**Directions for this task**
Retype all of the data exactly as given.
□ □ □
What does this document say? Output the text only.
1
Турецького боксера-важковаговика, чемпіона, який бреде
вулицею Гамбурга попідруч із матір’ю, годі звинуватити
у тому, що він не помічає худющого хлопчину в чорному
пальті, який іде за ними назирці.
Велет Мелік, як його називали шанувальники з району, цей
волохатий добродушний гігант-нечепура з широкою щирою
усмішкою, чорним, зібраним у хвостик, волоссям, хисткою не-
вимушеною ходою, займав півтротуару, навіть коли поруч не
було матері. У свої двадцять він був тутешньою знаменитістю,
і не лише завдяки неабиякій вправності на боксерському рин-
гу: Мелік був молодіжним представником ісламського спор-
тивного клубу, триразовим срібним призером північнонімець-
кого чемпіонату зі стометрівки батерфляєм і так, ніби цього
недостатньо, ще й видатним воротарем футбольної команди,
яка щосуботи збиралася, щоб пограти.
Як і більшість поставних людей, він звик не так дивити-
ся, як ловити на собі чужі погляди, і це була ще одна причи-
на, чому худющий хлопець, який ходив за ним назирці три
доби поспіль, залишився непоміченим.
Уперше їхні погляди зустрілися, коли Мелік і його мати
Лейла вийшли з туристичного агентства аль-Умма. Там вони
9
□ □ □
**Task output**
What does this document say? Output the text only.
1
Турецького боксера-важковаговика, чемпіона, який бреде
вулицею Гамбурга попідруч із матір’ю, годі звинуватити
у тому, що він не помічає худющого хлопчину в чорному
пальті, який іде за ними назирці.
Велет Мелік, як його називали шанувальники з району, цей
волохатий добродушний гігант-нечепура з широкою щирою
усмішкою, чорним, зібраним у хвостик, волоссям, хисткою не-
вимушеною ходою, займав півтротуару, навіть коли поруч не
було матері. У свої двадцять він був тутешньою знаменитістю,
і не лише завдяки неабиякій вправності на боксерському рин-
гу: Мелік був молодіжним представником ісламського спор-
тивного клубу, триразовим срібним призером північнонімець-
кого чемпіонату зі стометрівки батерфляєм і так, ніби цього
недостатньо, ще й видатним воротарем футбольної команди,
яка щосуботи збиралася, щоб пограти.
Як і більшість поставних людей, він звик не так дивити-
ся, як ловити на собі чужі погляди, і це була ще одна причи-
на, чому худющий хлопець, який ходив за ним назирці три
доби поспіль, залишився непоміченим.
Уперше їхні погляди зустрілися, коли Мелік і його мати
Лейла вийшли з туристичного агентства аль-Умма. Там вони
9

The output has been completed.